**Supplied material:**

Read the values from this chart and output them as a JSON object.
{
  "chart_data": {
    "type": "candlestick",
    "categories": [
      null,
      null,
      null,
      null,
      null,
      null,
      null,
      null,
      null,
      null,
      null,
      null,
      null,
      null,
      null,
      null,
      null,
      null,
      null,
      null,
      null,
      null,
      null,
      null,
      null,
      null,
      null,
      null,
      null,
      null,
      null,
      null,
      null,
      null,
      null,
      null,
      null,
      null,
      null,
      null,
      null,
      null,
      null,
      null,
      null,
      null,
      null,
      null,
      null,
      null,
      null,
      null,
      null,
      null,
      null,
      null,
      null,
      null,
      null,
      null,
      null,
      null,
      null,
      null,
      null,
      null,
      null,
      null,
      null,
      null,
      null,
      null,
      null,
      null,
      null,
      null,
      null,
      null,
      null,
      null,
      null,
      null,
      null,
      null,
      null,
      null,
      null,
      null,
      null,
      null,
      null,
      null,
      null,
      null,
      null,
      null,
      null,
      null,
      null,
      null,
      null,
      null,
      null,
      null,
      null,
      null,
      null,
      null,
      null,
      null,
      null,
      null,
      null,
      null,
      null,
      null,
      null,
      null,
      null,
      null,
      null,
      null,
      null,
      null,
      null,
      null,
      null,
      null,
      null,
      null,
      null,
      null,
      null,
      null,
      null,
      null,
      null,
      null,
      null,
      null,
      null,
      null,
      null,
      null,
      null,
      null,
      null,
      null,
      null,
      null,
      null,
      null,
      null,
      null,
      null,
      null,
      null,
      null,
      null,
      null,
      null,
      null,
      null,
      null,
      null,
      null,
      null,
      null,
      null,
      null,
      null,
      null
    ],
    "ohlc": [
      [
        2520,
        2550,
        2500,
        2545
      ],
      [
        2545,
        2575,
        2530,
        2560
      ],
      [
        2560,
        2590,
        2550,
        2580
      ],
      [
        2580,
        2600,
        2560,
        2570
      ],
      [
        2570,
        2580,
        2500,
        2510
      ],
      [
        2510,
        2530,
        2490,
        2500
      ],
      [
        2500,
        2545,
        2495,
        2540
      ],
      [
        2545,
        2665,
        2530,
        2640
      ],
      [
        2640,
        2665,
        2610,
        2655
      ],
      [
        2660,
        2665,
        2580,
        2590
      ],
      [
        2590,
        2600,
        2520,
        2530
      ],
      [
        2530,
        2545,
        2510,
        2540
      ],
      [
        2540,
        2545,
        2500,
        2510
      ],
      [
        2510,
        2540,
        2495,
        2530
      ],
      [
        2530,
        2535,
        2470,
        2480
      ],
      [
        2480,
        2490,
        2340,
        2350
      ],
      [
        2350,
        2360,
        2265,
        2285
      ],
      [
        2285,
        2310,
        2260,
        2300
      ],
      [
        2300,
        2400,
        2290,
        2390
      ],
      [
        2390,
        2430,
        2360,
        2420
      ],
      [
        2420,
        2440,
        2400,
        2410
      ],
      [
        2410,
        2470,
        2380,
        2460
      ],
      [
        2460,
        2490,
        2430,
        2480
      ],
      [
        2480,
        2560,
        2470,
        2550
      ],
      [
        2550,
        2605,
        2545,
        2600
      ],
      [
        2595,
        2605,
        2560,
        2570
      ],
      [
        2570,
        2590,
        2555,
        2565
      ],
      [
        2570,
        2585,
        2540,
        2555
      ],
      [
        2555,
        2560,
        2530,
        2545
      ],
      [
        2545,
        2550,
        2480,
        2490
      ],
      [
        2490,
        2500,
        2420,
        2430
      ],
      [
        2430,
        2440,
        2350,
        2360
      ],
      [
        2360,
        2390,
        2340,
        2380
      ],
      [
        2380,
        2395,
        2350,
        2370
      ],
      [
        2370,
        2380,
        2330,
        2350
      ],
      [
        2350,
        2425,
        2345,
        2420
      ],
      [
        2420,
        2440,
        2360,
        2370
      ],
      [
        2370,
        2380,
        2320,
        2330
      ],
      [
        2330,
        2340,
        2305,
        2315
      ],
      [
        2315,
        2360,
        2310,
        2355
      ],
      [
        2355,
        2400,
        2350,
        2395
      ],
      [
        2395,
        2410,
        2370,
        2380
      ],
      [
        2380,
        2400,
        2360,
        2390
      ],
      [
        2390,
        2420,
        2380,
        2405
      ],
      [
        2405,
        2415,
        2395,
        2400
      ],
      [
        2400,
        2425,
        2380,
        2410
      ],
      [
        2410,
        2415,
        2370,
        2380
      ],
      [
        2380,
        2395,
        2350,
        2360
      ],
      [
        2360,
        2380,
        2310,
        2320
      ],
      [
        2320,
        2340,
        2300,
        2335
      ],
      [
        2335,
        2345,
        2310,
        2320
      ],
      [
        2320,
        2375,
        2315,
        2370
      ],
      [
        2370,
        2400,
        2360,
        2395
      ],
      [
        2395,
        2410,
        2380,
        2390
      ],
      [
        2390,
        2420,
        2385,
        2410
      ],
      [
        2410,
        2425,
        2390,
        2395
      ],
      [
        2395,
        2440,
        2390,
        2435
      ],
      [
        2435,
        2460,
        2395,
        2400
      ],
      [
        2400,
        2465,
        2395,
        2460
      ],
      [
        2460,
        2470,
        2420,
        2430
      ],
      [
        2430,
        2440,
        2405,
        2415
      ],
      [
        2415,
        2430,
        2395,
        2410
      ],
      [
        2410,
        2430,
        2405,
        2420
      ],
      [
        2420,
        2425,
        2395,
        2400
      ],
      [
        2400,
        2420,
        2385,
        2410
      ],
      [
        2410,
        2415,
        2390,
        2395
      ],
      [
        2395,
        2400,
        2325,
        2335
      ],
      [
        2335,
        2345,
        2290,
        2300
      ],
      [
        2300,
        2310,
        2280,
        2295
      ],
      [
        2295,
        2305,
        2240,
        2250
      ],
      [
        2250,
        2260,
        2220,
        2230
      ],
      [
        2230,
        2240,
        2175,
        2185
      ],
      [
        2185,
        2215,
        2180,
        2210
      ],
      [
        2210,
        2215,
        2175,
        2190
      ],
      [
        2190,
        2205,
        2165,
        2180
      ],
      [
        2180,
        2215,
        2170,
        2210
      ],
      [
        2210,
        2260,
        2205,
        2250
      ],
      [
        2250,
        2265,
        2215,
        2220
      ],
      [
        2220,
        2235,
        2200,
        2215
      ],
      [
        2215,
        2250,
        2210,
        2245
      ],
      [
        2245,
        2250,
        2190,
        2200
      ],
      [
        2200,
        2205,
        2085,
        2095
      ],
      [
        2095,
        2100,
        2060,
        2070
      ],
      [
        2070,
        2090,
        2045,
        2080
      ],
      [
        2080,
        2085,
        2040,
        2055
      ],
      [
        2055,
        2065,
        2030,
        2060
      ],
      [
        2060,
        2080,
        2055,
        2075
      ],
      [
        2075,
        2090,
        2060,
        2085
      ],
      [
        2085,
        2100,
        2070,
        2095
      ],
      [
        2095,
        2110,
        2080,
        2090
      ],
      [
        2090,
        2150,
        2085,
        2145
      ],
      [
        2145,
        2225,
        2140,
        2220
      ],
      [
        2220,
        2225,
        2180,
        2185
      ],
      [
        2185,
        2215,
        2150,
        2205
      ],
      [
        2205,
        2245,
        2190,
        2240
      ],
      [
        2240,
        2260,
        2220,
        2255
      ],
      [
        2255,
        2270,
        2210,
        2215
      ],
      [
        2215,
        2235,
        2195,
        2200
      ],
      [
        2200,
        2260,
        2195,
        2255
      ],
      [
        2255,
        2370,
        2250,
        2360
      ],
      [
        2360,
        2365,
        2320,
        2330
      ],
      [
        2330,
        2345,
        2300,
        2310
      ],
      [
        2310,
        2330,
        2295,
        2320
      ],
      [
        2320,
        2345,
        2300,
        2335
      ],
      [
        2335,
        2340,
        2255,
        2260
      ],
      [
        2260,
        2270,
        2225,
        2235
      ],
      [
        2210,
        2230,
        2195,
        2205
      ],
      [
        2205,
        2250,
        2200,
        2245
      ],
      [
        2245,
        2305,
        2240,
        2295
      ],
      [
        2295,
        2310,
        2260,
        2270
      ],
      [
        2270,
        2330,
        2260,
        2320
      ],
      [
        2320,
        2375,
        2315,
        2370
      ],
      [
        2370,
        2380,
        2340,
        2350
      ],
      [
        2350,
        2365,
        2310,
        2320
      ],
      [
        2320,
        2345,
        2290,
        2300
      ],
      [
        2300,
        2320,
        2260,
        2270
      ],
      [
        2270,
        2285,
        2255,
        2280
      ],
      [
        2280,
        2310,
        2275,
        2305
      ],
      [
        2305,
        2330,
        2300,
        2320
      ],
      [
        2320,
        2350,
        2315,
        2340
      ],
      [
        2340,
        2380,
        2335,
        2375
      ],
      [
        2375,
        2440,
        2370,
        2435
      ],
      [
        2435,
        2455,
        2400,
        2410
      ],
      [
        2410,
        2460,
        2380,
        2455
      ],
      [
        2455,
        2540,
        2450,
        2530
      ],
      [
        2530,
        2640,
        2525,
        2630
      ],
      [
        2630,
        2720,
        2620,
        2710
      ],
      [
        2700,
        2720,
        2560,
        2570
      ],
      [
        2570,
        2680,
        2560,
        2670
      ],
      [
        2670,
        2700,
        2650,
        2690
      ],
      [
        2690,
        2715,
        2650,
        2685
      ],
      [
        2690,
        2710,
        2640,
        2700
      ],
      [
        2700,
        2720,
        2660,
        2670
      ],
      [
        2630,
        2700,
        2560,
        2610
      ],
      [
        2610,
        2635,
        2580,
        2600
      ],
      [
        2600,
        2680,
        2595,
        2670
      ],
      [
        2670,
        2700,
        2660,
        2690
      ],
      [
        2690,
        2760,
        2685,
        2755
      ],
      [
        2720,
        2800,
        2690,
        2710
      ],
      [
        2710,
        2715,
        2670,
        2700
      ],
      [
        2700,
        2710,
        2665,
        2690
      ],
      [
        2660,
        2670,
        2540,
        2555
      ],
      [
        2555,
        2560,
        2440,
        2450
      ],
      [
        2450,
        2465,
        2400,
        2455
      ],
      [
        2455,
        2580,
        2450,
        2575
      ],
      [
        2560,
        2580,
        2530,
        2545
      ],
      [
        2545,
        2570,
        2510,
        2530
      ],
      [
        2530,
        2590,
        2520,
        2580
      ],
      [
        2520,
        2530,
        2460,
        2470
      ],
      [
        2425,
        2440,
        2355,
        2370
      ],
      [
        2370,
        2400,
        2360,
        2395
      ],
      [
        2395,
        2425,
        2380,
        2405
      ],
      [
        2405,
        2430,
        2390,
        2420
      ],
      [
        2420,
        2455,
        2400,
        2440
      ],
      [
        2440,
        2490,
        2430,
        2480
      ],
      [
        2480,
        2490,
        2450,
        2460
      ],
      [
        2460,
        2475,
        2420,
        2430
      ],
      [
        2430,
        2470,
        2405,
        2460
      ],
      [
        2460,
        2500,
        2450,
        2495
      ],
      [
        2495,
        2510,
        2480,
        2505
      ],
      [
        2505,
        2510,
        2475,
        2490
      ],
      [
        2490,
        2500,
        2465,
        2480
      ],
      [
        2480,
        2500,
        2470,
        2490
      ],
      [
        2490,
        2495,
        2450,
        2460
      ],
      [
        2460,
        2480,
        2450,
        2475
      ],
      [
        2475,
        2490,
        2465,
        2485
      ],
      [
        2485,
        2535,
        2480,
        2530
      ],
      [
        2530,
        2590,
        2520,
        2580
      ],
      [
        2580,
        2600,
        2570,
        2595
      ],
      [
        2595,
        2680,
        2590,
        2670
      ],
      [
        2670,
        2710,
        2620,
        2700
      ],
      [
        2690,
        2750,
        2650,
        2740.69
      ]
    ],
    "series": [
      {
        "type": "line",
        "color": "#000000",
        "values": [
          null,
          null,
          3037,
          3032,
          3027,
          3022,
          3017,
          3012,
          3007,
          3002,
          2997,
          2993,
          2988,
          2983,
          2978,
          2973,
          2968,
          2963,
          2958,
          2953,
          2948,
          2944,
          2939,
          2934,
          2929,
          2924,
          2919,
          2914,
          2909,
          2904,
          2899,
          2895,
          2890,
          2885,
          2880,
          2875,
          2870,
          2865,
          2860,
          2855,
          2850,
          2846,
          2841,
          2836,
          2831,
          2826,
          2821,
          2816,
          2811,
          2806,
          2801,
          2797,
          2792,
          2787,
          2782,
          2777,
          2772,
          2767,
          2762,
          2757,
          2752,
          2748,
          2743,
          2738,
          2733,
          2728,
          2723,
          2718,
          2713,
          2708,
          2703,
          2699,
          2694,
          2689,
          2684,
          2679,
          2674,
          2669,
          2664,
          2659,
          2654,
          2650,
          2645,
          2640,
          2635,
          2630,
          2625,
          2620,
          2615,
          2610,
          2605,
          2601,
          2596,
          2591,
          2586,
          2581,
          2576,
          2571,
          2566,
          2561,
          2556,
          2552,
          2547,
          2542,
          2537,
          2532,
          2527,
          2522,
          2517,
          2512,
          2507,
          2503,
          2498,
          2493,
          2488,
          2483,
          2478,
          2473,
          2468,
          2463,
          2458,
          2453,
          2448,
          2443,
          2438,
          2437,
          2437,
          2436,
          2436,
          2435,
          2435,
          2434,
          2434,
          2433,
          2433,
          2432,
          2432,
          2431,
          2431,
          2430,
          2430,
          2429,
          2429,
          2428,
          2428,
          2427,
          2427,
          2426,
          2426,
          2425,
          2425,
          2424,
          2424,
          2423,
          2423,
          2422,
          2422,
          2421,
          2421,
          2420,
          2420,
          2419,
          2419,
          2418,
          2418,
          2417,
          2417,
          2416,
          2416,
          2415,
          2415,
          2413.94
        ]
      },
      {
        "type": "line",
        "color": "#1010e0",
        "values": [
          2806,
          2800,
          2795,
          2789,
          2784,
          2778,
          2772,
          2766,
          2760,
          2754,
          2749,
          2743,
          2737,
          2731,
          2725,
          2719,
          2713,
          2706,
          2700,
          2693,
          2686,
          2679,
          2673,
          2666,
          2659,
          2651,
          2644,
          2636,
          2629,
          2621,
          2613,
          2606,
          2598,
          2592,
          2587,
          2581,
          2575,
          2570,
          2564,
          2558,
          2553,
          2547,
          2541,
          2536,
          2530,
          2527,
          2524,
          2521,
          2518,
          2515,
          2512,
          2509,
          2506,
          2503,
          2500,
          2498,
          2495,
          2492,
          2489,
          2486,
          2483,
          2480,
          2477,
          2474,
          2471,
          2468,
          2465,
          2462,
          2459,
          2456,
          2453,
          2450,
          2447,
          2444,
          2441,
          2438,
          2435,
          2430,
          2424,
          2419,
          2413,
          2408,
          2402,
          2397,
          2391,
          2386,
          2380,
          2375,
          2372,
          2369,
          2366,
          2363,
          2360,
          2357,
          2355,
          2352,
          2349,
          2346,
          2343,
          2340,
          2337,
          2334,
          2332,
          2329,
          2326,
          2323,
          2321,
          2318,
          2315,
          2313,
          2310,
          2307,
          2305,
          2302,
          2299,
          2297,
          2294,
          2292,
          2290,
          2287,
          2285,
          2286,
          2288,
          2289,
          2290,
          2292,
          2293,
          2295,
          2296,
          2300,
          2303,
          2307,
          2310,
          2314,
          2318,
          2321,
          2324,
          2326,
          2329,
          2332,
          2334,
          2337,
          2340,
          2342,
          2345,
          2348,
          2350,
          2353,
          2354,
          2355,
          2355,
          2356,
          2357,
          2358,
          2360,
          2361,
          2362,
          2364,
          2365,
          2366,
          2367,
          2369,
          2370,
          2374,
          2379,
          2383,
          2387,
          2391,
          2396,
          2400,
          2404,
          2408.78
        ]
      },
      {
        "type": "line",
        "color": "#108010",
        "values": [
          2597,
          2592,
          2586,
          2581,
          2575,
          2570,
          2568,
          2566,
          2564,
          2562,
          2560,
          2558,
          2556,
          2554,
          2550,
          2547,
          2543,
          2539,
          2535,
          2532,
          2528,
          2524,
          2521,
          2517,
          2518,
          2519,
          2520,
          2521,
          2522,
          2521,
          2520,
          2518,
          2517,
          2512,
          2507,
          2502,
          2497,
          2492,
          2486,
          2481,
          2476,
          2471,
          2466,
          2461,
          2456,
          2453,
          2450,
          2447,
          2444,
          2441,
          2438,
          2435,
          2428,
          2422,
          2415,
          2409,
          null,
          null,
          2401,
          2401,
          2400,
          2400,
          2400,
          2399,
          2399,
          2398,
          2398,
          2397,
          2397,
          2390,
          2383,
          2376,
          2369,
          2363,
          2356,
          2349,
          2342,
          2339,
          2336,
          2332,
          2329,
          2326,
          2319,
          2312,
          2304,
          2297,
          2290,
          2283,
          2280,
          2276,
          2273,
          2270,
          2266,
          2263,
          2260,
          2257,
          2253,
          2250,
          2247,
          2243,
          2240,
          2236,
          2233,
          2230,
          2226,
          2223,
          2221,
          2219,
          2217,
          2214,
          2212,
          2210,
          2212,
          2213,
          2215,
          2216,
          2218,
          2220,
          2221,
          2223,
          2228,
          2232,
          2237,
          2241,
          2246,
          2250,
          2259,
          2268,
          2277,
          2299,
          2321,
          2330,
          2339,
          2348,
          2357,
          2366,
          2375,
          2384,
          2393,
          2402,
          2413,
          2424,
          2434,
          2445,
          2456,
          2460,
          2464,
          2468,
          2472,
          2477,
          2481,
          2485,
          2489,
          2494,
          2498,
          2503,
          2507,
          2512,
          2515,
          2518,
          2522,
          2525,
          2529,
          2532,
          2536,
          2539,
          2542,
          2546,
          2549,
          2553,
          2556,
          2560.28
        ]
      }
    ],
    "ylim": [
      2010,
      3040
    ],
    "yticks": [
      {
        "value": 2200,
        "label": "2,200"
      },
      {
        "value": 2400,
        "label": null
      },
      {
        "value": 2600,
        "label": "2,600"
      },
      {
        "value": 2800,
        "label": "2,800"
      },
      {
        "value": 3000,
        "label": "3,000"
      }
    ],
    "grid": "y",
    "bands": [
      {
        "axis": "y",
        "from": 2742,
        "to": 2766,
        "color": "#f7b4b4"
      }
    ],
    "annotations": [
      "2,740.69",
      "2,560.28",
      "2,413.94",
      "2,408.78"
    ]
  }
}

**Work to be completed:**
Count how many lines of the material hold the string "from". Give the number and nothing more.

**Answer to the task:**
2